> [Data excerpts]
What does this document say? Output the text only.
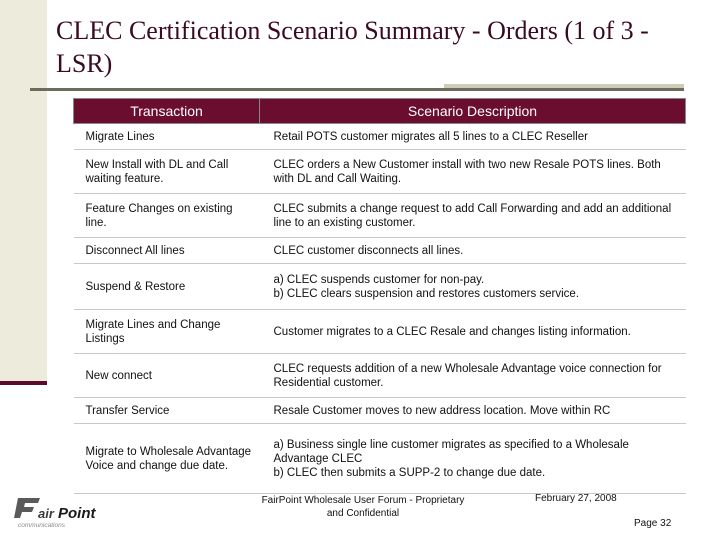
CLEC Certification Scenario Summary - Orders (1 of 3 - LSR)
Transaction	Scenario Description
Migrate Lines	Retail POTS customer migrates all 5 lines to a CLEC Reseller
New Install with DL and Call waiting feature.	CLEC orders a New Customer install with two new Resale POTS lines. Both with DL and Call Waiting.
Feature Changes on existing line.	CLEC submits a change request to add Call Forwarding and add an additional line to an existing customer.
Disconnect All lines	CLEC customer disconnects all lines.
Suspend & Restore	a) CLEC suspends customer for non-pay.
b) CLEC clears suspension and restores customers service.
Migrate Lines and Change Listings	Customer migrates to a CLEC Resale and changes listing information.
New connect	CLEC requests addition of a new Wholesale Advantage voice connection for Residential customer.
Transfer Service	Resale Customer moves to new address location. Move within RC
Migrate to Wholesale Advantage Voice and change due date.	a) Business single line customer migrates as specified to a Wholesale Advantage CLEC
b) CLEC then submits a SUPP-2 to change due date.
air Point
communications
FairPoint Wholesale User Forum - Proprietary and Confidential
February 27, 2008
Page 32
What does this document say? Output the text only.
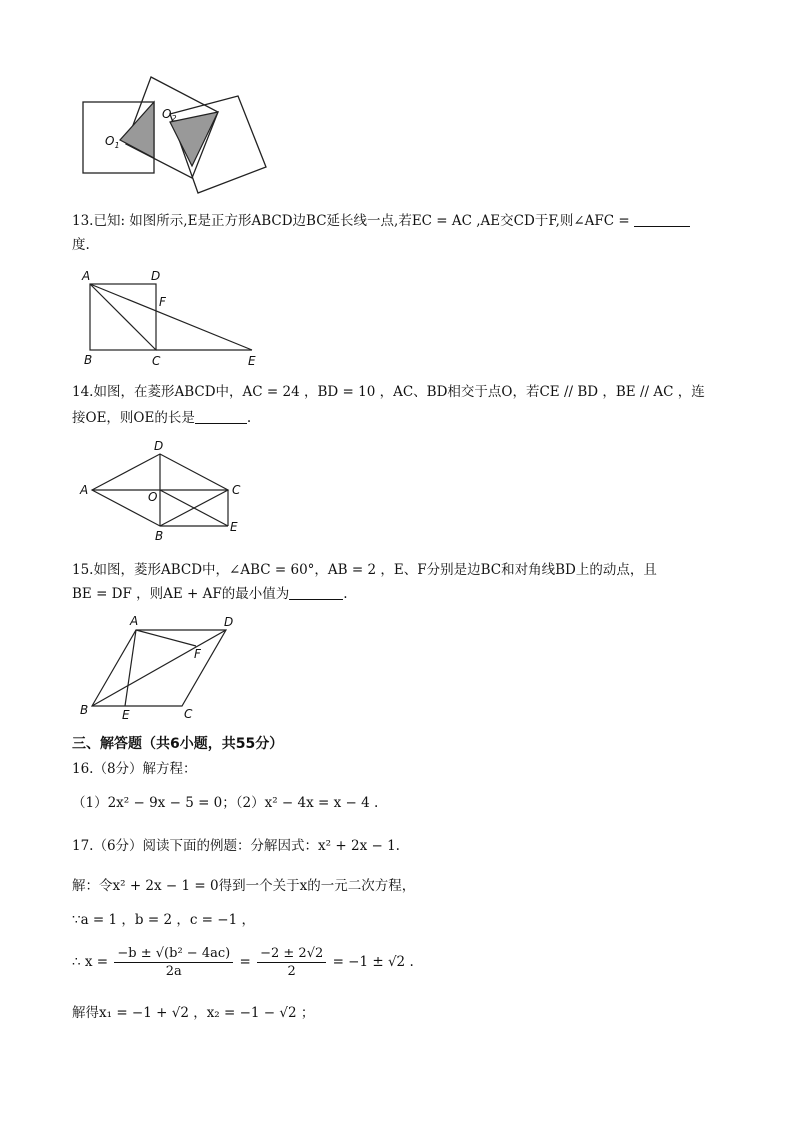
$O_1$
$O_2$
13.已知: 如图所示,E是正方形ABCD边BC延长线一点,若EC = AC ,AE交CD于F,则∠AFC =
度.
A	D
F
B	C	E
14.如图，在菱形ABCD中，AC = 24 ，BD = 10 ，AC、BD相交于点O，若CE // BD ，BE // AC ，连
接OE，则OE的长是	.
A
D
O	C
B
E
15.如图，菱形ABCD中，∠ABC = 60°，AB = 2 ，E、F分别是边BC和对角线BD上的动点，且
BE = DF ，则AE + AF的最小值为	.
A	D
F
B	E	C
三、解答题（共6小题，共55分）
16.（8分）解方程：
（1）2x² − 9x − 5 = 0；（2）x² − 4x = x − 4 .
17.（6分）阅读下面的例题：分解因式：x² + 2x − 1.
解：令x² + 2x − 1 = 0得到一个关于x的一元二次方程，
∵a = 1 ，b = 2 ，c = −1 ，
∴ $x = \frac{\text{−b ± √(b² − 4ac)}}{2a} = \frac{-2 \pm 2√2}{2} = -1 \pm √2$ .
解得x₁ = −1 + √2 ，x₂ = −1 − √2 ；
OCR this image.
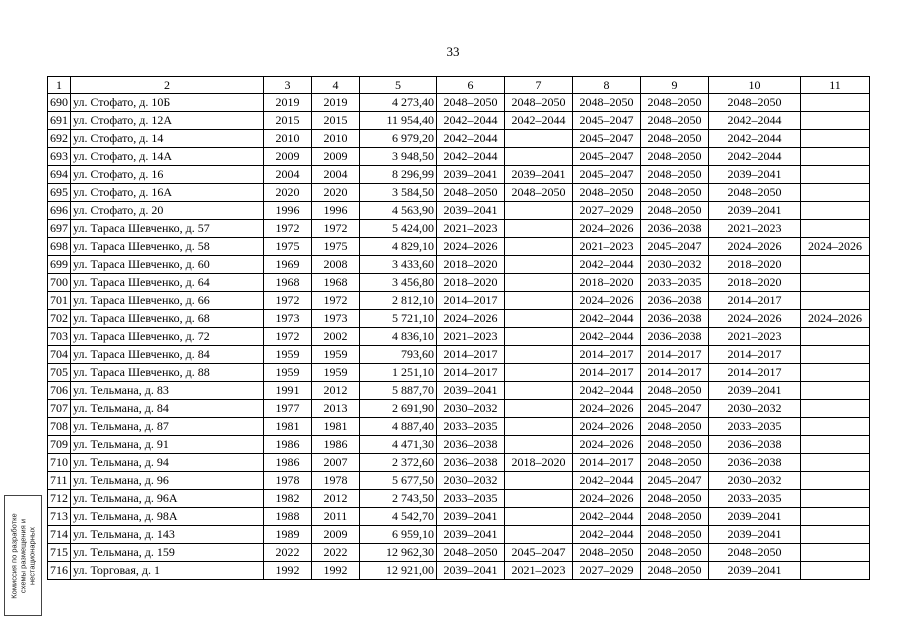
33
1	2	3	4	5	6	7	8	9	10	11
690	ул. Стофато, д. 10Б	2019	2019	4 273,40	2048–2050	2048–2050	2048–2050	2048–2050	2048–2050	
691	ул. Стофато, д. 12А	2015	2015	11 954,40	2042–2044	2042–2044	2045–2047	2048–2050	2042–2044	
692	ул. Стофато, д. 14	2010	2010	6 979,20	2042–2044		2045–2047	2048–2050	2042–2044	
693	ул. Стофато, д. 14А	2009	2009	3 948,50	2042–2044		2045–2047	2048–2050	2042–2044	
694	ул. Стофато, д. 16	2004	2004	8 296,99	2039–2041	2039–2041	2045–2047	2048–2050	2039–2041	
695	ул. Стофато, д. 16А	2020	2020	3 584,50	2048–2050	2048–2050	2048–2050	2048–2050	2048–2050	
696	ул. Стофато, д. 20	1996	1996	4 563,90	2039–2041		2027–2029	2048–2050	2039–2041	
697	ул. Тараса Шевченко, д. 57	1972	1972	5 424,00	2021–2023		2024–2026	2036–2038	2021–2023	
698	ул. Тараса Шевченко, д. 58	1975	1975	4 829,10	2024–2026		2021–2023	2045–2047	2024–2026	2024–2026
699	ул. Тараса Шевченко, д. 60	1969	2008	3 433,60	2018–2020		2042–2044	2030–2032	2018–2020	
700	ул. Тараса Шевченко, д. 64	1968	1968	3 456,80	2018–2020		2018–2020	2033–2035	2018–2020	
701	ул. Тараса Шевченко, д. 66	1972	1972	2 812,10	2014–2017		2024–2026	2036–2038	2014–2017	
702	ул. Тараса Шевченко, д. 68	1973	1973	5 721,10	2024–2026		2042–2044	2036–2038	2024–2026	2024–2026
703	ул. Тараса Шевченко, д. 72	1972	2002	4 836,10	2021–2023		2042–2044	2036–2038	2021–2023	
704	ул. Тараса Шевченко, д. 84	1959	1959	793,60	2014–2017		2014–2017	2014–2017	2014–2017	
705	ул. Тараса Шевченко, д. 88	1959	1959	1 251,10	2014–2017		2014–2017	2014–2017	2014–2017	
706	ул. Тельмана, д. 83	1991	2012	5 887,70	2039–2041		2042–2044	2048–2050	2039–2041	
707	ул. Тельмана, д. 84	1977	2013	2 691,90	2030–2032		2024–2026	2045–2047	2030–2032	
708	ул. Тельмана, д. 87	1981	1981	4 887,40	2033–2035		2024–2026	2048–2050	2033–2035	
709	ул. Тельмана, д. 91	1986	1986	4 471,30	2036–2038		2024–2026	2048–2050	2036–2038	
710	ул. Тельмана, д. 94	1986	2007	2 372,60	2036–2038	2018–2020	2014–2017	2048–2050	2036–2038	
711	ул. Тельмана, д. 96	1978	1978	5 677,50	2030–2032		2042–2044	2045–2047	2030–2032	
712	ул. Тельмана, д. 96А	1982	2012	2 743,50	2033–2035		2024–2026	2048–2050	2033–2035	
713	ул. Тельмана, д. 98А	1988	2011	4 542,70	2039–2041		2042–2044	2048–2050	2039–2041	
714	ул. Тельмана, д. 143	1989	2009	6 959,10	2039–2041		2042–2044	2048–2050	2039–2041	
715	ул. Тельмана, д. 159	2022	2022	12 962,30	2048–2050	2045–2047	2048–2050	2048–2050	2048–2050	
716	ул. Торговая, д. 1	1992	1992	12 921,00	2039–2041	2021–2023	2027–2029	2048–2050	2039–2041	
Комиссия по разработке схемы размещения и нестационарных
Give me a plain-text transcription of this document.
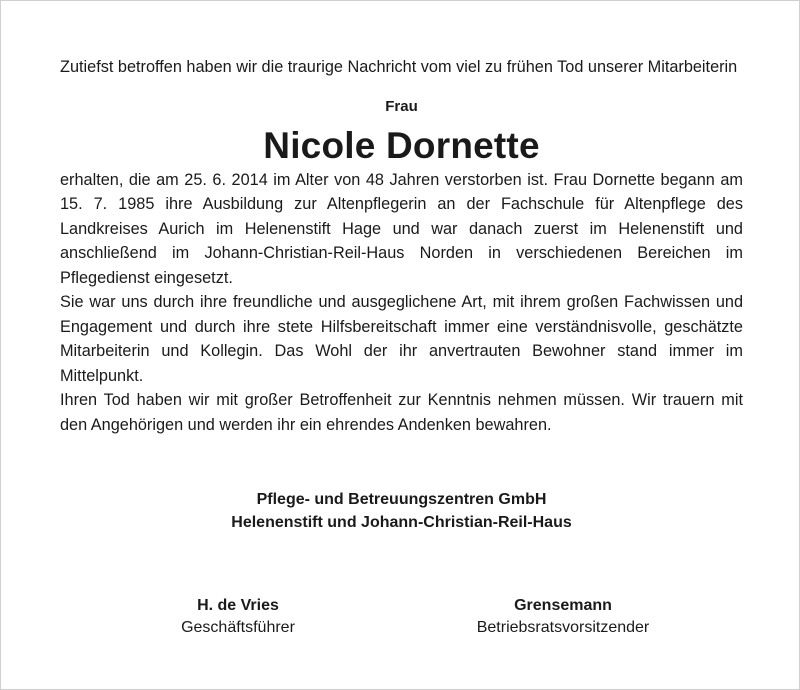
Zutiefst betroffen haben wir die traurige Nachricht vom viel zu frühen Tod unserer Mitarbeiterin

Frau
Nicole Dornette

erhalten, die am 25. 6. 2014 im Alter von 48 Jahren verstorben ist. Frau Dornette begann am 15. 7. 1985 ihre Ausbildung zur Altenpflegerin an der Fachschule für Altenpflege des Landkreises Aurich im Helenenstift Hage und war danach zuerst im Helenenstift und anschließend im Johann-Christian-Reil-Haus Norden in verschiedenen Bereichen im Pflegedienst eingesetzt.

Sie war uns durch ihre freundliche und ausgeglichene Art, mit ihrem großen Fachwissen und Engagement und durch ihre stete Hilfsbereitschaft immer eine verständnisvolle, geschätzte Mitarbeiterin und Kollegin. Das Wohl der ihr anvertrauten Bewohner stand immer im Mittelpunkt.

Ihren Tod haben wir mit großer Betroffenheit zur Kenntnis nehmen müssen. Wir trauern mit den Angehörigen und werden ihr ein ehrendes Andenken bewahren.

Pflege- und Betreuungszentren GmbH
Helenenstift und Johann-Christian-Reil-Haus
H. de Vries
Geschäftsführer
Grensemann
Betriebsratsvorsitzender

> [SET PROBLEM] Your copy should match the records word for word, with the pictures removed.

> [TASK OUTPUT]
What does this document say? Output the text only.
CLEC Certification Scenario Summary - Orders (1 of 3 - LSR)
Transaction	Scenario Description
Migrate Lines	Retail POTS customer migrates all 5 lines to a CLEC Reseller
New Install with DL and Call waiting feature.	CLEC orders a New Customer install with two new Resale POTS lines. Both with DL and Call Waiting.
Feature Changes on existing line.	CLEC submits a change request to add Call Forwarding and add an additional line to an existing customer.
Disconnect All lines	CLEC customer disconnects all lines.
Suspend & Restore	a) CLEC suspends customer for non-pay.
b) CLEC clears suspension and restores customers service.
Migrate Lines and Change Listings	Customer migrates to a CLEC Resale and changes listing information.
New connect	CLEC requests addition of a new Wholesale Advantage voice connection for Residential customer.
Transfer Service	Resale Customer moves to new address location. Move within RC
Migrate to Wholesale Advantage Voice and change due date.	a) Business single line customer migrates as specified to a Wholesale Advantage CLEC
b) CLEC then submits a SUPP-2 to change due date.
air Point
communications
FairPoint Wholesale User Forum - Proprietary and Confidential
February 27, 2008
Page 32
What does this document say? Output the text only.
$O_1$
$O_2$
13.已知: 如图所示,E是正方形ABCD边BC延长线一点,若EC = AC ,AE交CD于F,则∠AFC =
度.
A	D
F
B	C	E
14.如图，在菱形ABCD中，AC = 24 ，BD = 10 ，AC、BD相交于点O，若CE // BD ，BE // AC ，连
接OE，则OE的长是	.
A
D
O	C
B
E
15.如图，菱形ABCD中，∠ABC = 60°，AB = 2 ，E、F分别是边BC和对角线BD上的动点，且
BE = DF ，则AE + AF的最小值为	.
A	D
F
B	E	C
三、解答题（共6小题，共55分）
16.（8分）解方程：
（1）2x² − 9x − 5 = 0；（2）x² − 4x = x − 4 .
17.（6分）阅读下面的例题：分解因式：x² + 2x − 1.
解：令x² + 2x − 1 = 0得到一个关于x的一元二次方程，
∵a = 1 ，b = 2 ，c = −1 ，
∴ $x = \frac{\text{−b ± √(b² − 4ac)}}{2a} = \frac{-2 \pm 2√2}{2} = -1 \pm √2$ .
解得x₁ = −1 + √2 ，x₂ = −1 − √2 ；
OCR this image.
33
1	2	3	4	5	6	7	8	9	10	11
690	ул. Стофато, д. 10Б	2019	2019	4 273,40	2048–2050	2048–2050	2048–2050	2048–2050	2048–2050	
691	ул. Стофато, д. 12А	2015	2015	11 954,40	2042–2044	2042–2044	2045–2047	2048–2050	2042–2044	
692	ул. Стофато, д. 14	2010	2010	6 979,20	2042–2044		2045–2047	2048–2050	2042–2044	
693	ул. Стофато, д. 14А	2009	2009	3 948,50	2042–2044		2045–2047	2048–2050	2042–2044	
694	ул. Стофато, д. 16	2004	2004	8 296,99	2039–2041	2039–2041	2045–2047	2048–2050	2039–2041	
695	ул. Стофато, д. 16А	2020	2020	3 584,50	2048–2050	2048–2050	2048–2050	2048–2050	2048–2050	
696	ул. Стофато, д. 20	1996	1996	4 563,90	2039–2041		2027–2029	2048–2050	2039–2041	
697	ул. Тараса Шевченко, д. 57	1972	1972	5 424,00	2021–2023		2024–2026	2036–2038	2021–2023	
698	ул. Тараса Шевченко, д. 58	1975	1975	4 829,10	2024–2026		2021–2023	2045–2047	2024–2026	2024–2026
699	ул. Тараса Шевченко, д. 60	1969	2008	3 433,60	2018–2020		2042–2044	2030–2032	2018–2020	
700	ул. Тараса Шевченко, д. 64	1968	1968	3 456,80	2018–2020		2018–2020	2033–2035	2018–2020	
701	ул. Тараса Шевченко, д. 66	1972	1972	2 812,10	2014–2017		2024–2026	2036–2038	2014–2017	
702	ул. Тараса Шевченко, д. 68	1973	1973	5 721,10	2024–2026		2042–2044	2036–2038	2024–2026	2024–2026
703	ул. Тараса Шевченко, д. 72	1972	2002	4 836,10	2021–2023		2042–2044	2036–2038	2021–2023	
704	ул. Тараса Шевченко, д. 84	1959	1959	793,60	2014–2017		2014–2017	2014–2017	2014–2017	
705	ул. Тараса Шевченко, д. 88	1959	1959	1 251,10	2014–2017		2014–2017	2014–2017	2014–2017	
706	ул. Тельмана, д. 83	1991	2012	5 887,70	2039–2041		2042–2044	2048–2050	2039–2041	
707	ул. Тельмана, д. 84	1977	2013	2 691,90	2030–2032		2024–2026	2045–2047	2030–2032	
708	ул. Тельмана, д. 87	1981	1981	4 887,40	2033–2035		2024–2026	2048–2050	2033–2035	
709	ул. Тельмана, д. 91	1986	1986	4 471,30	2036–2038		2024–2026	2048–2050	2036–2038	
710	ул. Тельмана, д. 94	1986	2007	2 372,60	2036–2038	2018–2020	2014–2017	2048–2050	2036–2038	
711	ул. Тельмана, д. 96	1978	1978	5 677,50	2030–2032		2042–2044	2045–2047	2030–2032	
712	ул. Тельмана, д. 96А	1982	2012	2 743,50	2033–2035		2024–2026	2048–2050	2033–2035	
713	ул. Тельмана, д. 98А	1988	2011	4 542,70	2039–2041		2042–2044	2048–2050	2039–2041	
714	ул. Тельмана, д. 143	1989	2009	6 959,10	2039–2041		2042–2044	2048–2050	2039–2041	
715	ул. Тельмана, д. 159	2022	2022	12 962,30	2048–2050	2045–2047	2048–2050	2048–2050	2048–2050	
716	ул. Торговая, д. 1	1992	1992	12 921,00	2039–2041	2021–2023	2027–2029	2048–2050	2039–2041	
Комиссия по разработке схемы размещения и нестационарных
Give me a plain-text transcription of this document.
Zutiefst betroffen haben wir die traurige Nachricht vom viel zu frühen Tod unserer Mitarbeiterin

Frau
Nicole Dornette

erhalten, die am 25. 6. 2014 im Alter von 48 Jahren verstorben ist. Frau Dornette begann am 15. 7. 1985 ihre Ausbildung zur Altenpflegerin an der Fachschule für Altenpflege des Landkreises Aurich im Helenenstift Hage und war danach zuerst im Helenenstift und anschließend im Johann-Christian-Reil-Haus Norden in verschiedenen Bereichen im Pflegedienst eingesetzt.

Sie war uns durch ihre freundliche und ausgeglichene Art, mit ihrem großen Fachwissen und Engagement und durch ihre stete Hilfsbereitschaft immer eine verständnisvolle, geschätzte Mitarbeiterin und Kollegin. Das Wohl der ihr anvertrauten Bewohner stand immer im Mittelpunkt.

Ihren Tod haben wir mit großer Betroffenheit zur Kenntnis nehmen müssen. Wir trauern mit den Angehörigen und werden ihr ein ehrendes Andenken bewahren.

Pflege- und Betreuungszentren GmbH
Helenenstift und Johann-Christian-Reil-Haus
H. de Vries
Geschäftsführer
Grensemann
Betriebsratsvorsitzender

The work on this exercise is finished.